**TASK:** Without altering anything, repeat each of the records.

**INFORMATION GIVEN:**
⟨
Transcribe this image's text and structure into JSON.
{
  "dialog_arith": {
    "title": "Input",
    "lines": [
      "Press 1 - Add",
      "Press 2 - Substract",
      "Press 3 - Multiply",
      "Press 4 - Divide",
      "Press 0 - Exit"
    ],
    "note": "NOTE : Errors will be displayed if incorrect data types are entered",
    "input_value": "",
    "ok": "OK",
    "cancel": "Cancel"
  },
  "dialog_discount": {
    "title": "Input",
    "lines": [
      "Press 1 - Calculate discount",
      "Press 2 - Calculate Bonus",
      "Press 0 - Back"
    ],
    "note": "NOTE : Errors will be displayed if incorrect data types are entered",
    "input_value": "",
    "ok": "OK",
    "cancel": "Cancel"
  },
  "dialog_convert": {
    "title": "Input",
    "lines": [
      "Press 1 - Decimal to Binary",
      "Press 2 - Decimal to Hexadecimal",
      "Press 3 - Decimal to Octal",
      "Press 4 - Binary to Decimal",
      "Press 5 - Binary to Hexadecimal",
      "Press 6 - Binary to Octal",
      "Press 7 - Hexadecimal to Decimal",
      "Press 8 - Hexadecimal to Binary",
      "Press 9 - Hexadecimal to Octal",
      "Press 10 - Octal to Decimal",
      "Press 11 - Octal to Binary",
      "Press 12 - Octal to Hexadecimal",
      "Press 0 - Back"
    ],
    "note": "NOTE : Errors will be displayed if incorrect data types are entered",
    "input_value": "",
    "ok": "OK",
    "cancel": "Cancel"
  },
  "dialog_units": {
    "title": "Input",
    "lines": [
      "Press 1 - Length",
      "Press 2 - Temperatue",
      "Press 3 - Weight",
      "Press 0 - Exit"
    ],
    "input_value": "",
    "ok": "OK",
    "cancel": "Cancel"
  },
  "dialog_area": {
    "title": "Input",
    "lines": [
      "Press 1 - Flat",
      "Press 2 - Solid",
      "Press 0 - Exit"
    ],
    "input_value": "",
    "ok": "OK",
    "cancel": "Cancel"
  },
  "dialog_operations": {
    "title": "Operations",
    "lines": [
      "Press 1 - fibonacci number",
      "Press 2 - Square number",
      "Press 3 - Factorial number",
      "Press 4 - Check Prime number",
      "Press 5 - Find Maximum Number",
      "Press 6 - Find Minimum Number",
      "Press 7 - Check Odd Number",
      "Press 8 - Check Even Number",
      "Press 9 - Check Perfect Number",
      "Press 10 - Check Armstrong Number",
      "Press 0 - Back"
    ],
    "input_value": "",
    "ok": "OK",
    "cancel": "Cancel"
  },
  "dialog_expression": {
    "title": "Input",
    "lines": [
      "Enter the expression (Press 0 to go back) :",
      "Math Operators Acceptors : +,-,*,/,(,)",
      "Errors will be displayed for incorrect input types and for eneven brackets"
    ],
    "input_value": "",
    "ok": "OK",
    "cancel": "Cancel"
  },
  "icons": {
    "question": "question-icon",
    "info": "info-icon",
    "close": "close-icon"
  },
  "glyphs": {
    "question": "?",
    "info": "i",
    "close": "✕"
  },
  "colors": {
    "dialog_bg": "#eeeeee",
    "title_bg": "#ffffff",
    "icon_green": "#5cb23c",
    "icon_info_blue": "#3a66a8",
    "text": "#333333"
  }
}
⟩
**THE COMPLETED TASK:**
Transcribe this image's text and structure into JSON.
{
  "dialog_arith": {
    "title": "Input",
    "lines": [
      "Press 1 - Add",
      "Press 2 - Substract",
      "Press 3 - Multiply",
      "Press 4 - Divide",
      "Press 0 - Exit"
    ],
    "note": "NOTE : Errors will be displayed if incorrect data types are entered",
    "input_value": "",
    "ok": "OK",
    "cancel": "Cancel"
  },
  "dialog_discount": {
    "title": "Input",
    "lines": [
      "Press 1 - Calculate discount",
      "Press 2 - Calculate Bonus",
      "Press 0 - Back"
    ],
    "note": "NOTE : Errors will be displayed if incorrect data types are entered",
    "input_value": "",
    "ok": "OK",
    "cancel": "Cancel"
  },
  "dialog_convert": {
    "title": "Input",
    "lines": [
      "Press 1 - Decimal to Binary",
      "Press 2 - Decimal to Hexadecimal",
      "Press 3 - Decimal to Octal",
      "Press 4 - Binary to Decimal",
      "Press 5 - Binary to Hexadecimal",
      "Press 6 - Binary to Octal",
      "Press 7 - Hexadecimal to Decimal",
      "Press 8 - Hexadecimal to Binary",
      "Press 9 - Hexadecimal to Octal",
      "Press 10 - Octal to Decimal",
      "Press 11 - Octal to Binary",
      "Press 12 - Octal to Hexadecimal",
      "Press 0 - Back"
    ],
    "note": "NOTE : Errors will be displayed if incorrect data types are entered",
    "input_value": "",
    "ok": "OK",
    "cancel": "Cancel"
  },
  "dialog_units": {
    "title": "Input",
    "lines": [
      "Press 1 - Length",
      "Press 2 - Temperatue",
      "Press 3 - Weight",
      "Press 0 - Exit"
    ],
    "input_value": "",
    "ok": "OK",
    "cancel": "Cancel"
  },
  "dialog_area": {
    "title": "Input",
    "lines": [
      "Press 1 - Flat",
      "Press 2 - Solid",
      "Press 0 - Exit"
    ],
    "input_value": "",
    "ok": "OK",
    "cancel": "Cancel"
  },
  "dialog_operations": {
    "title": "Operations",
    "lines": [
      "Press 1 - fibonacci number",
      "Press 2 - Square number",
      "Press 3 - Factorial number",
      "Press 4 - Check Prime number",
      "Press 5 - Find Maximum Number",
      "Press 6 - Find Minimum Number",
      "Press 7 - Check Odd Number",
      "Press 8 - Check Even Number",
      "Press 9 - Check Perfect Number",
      "Press 10 - Check Armstrong Number",
      "Press 0 - Back"
    ],
    "input_value": "",
    "ok": "OK",
    "cancel": "Cancel"
  },
  "dialog_expression": {
    "title": "Input",
    "lines": [
      "Enter the expression (Press 0 to go back) :",
      "Math Operators Acceptors : +,-,*,/,(,)",
      "Errors will be displayed for incorrect input types and for eneven brackets"
    ],
    "input_value": "",
    "ok": "OK",
    "cancel": "Cancel"
  },
  "icons": {
    "question": "question-icon",
    "info": "info-icon",
    "close": "close-icon"
  },
  "glyphs": {
    "question": "?",
    "info": "i",
    "close": "✕"
  },
  "colors": {
    "dialog_bg": "#eeeeee",
    "title_bg": "#ffffff",
    "icon_green": "#5cb23c",
    "icon_info_blue": "#3a66a8",
    "text": "#333333"
  }
}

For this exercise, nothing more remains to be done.